| Objective |
Extract every line from the records below that contains the word "screenshot".

| Record list |
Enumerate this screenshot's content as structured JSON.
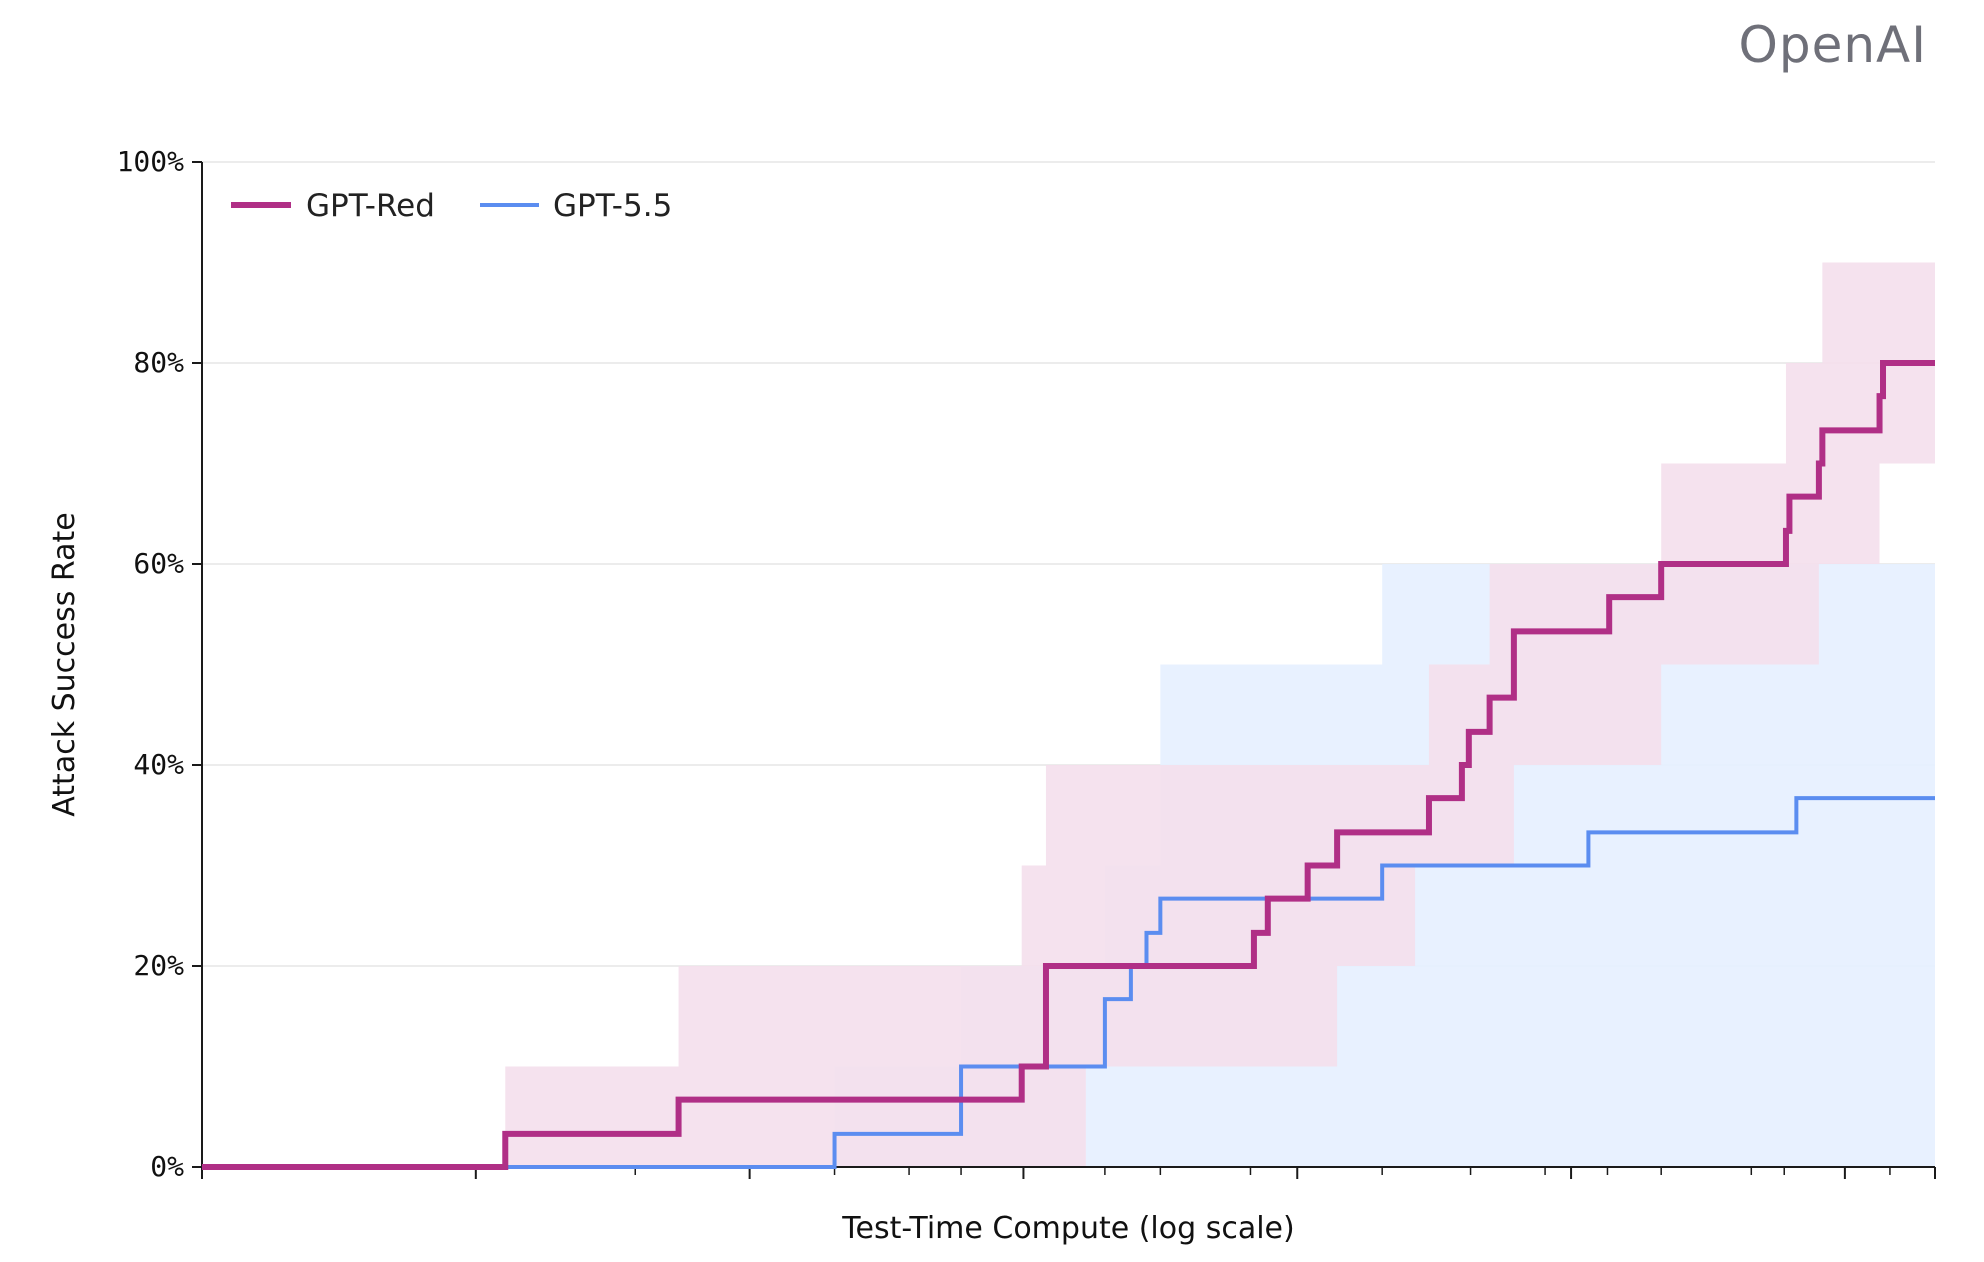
{
  "brand": {
    "name": "OpenAI"
  },
  "chart_data": {
    "type": "line",
    "title": "",
    "xlabel": "Test-Time Compute (log scale)",
    "ylabel": "Attack Success Rate",
    "xscale": "log",
    "xlim": [
      0,
      1
    ],
    "ylim": [
      0,
      100
    ],
    "yticks": [
      "0%",
      "20%",
      "40%",
      "60%",
      "80%",
      "100%"
    ],
    "xticks_labeled": false,
    "grid": "horizontal",
    "legend": {
      "position": "top-left",
      "entries": [
        "GPT-Red",
        "GPT-5.5"
      ]
    },
    "series": [
      {
        "name": "GPT-Red",
        "color": "#b02f86",
        "band_color": "#f4dfec",
        "line_width": 6,
        "points": [
          [
            0.0,
            0.0
          ],
          [
            0.175,
            3.3
          ],
          [
            0.275,
            6.7
          ],
          [
            0.473,
            10.0
          ],
          [
            0.487,
            20.0
          ],
          [
            0.607,
            23.3
          ],
          [
            0.615,
            26.7
          ],
          [
            0.638,
            30.0
          ],
          [
            0.655,
            33.3
          ],
          [
            0.708,
            36.7
          ],
          [
            0.727,
            40.0
          ],
          [
            0.731,
            43.3
          ],
          [
            0.743,
            46.7
          ],
          [
            0.757,
            53.3
          ],
          [
            0.812,
            56.7
          ],
          [
            0.842,
            60.0
          ],
          [
            0.914,
            63.3
          ],
          [
            0.916,
            66.7
          ],
          [
            0.933,
            70.0
          ],
          [
            0.935,
            73.3
          ],
          [
            0.968,
            76.7
          ],
          [
            0.97,
            80.0
          ],
          [
            1.0,
            80.0
          ]
        ],
        "ci": [
          [
            0.0,
            0,
            0
          ],
          [
            0.175,
            0,
            10
          ],
          [
            0.275,
            0,
            20
          ],
          [
            0.438,
            0,
            20
          ],
          [
            0.473,
            0,
            30
          ],
          [
            0.487,
            0,
            40
          ],
          [
            0.51,
            10,
            40
          ],
          [
            0.54,
            10,
            40
          ],
          [
            0.613,
            10,
            40
          ],
          [
            0.655,
            20,
            40
          ],
          [
            0.7,
            30,
            40
          ],
          [
            0.708,
            30,
            50
          ],
          [
            0.743,
            30,
            60
          ],
          [
            0.757,
            40,
            60
          ],
          [
            0.842,
            50,
            60
          ],
          [
            0.842,
            50,
            70
          ],
          [
            0.914,
            50,
            80
          ],
          [
            0.933,
            60,
            80
          ],
          [
            0.935,
            60,
            90
          ],
          [
            0.968,
            70,
            90
          ],
          [
            1.0,
            70,
            90
          ]
        ]
      },
      {
        "name": "GPT-5.5",
        "color": "#5b8df0",
        "band_color": "#e6efff",
        "line_width": 4,
        "points": [
          [
            0.0,
            0.0
          ],
          [
            0.365,
            3.3
          ],
          [
            0.438,
            10.0
          ],
          [
            0.521,
            16.7
          ],
          [
            0.536,
            20.0
          ],
          [
            0.545,
            23.3
          ],
          [
            0.553,
            26.7
          ],
          [
            0.681,
            30.0
          ],
          [
            0.8,
            33.3
          ],
          [
            0.92,
            36.7
          ],
          [
            1.0,
            36.7
          ]
        ],
        "ci": [
          [
            0.0,
            0,
            0
          ],
          [
            0.365,
            0,
            10
          ],
          [
            0.438,
            0,
            20
          ],
          [
            0.521,
            0,
            30
          ],
          [
            0.553,
            0,
            50
          ],
          [
            0.681,
            0,
            60
          ],
          [
            0.8,
            0,
            60
          ],
          [
            1.0,
            0,
            60
          ]
        ]
      }
    ]
  }
}
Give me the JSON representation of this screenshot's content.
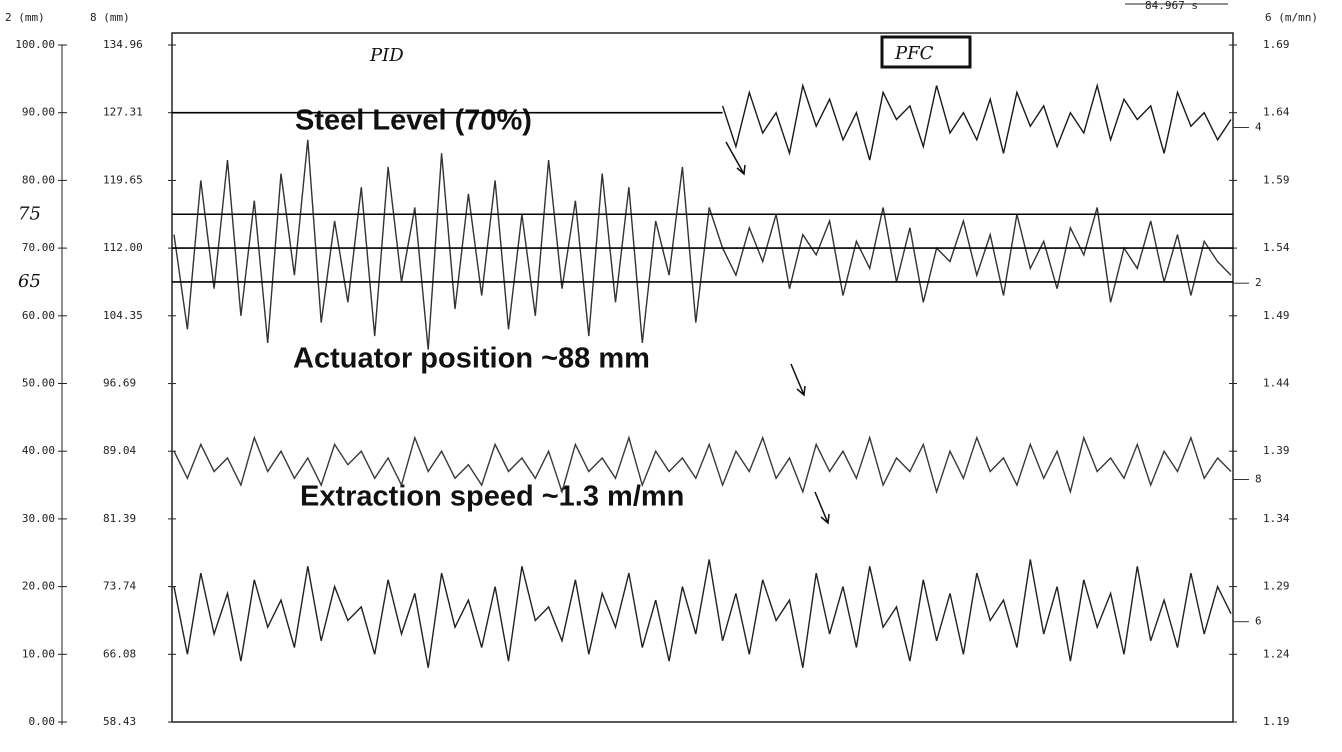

| Answer below |
Enumerate this screenshot's content as structured JSON.
Give me the JSON representation of this screenshot's content.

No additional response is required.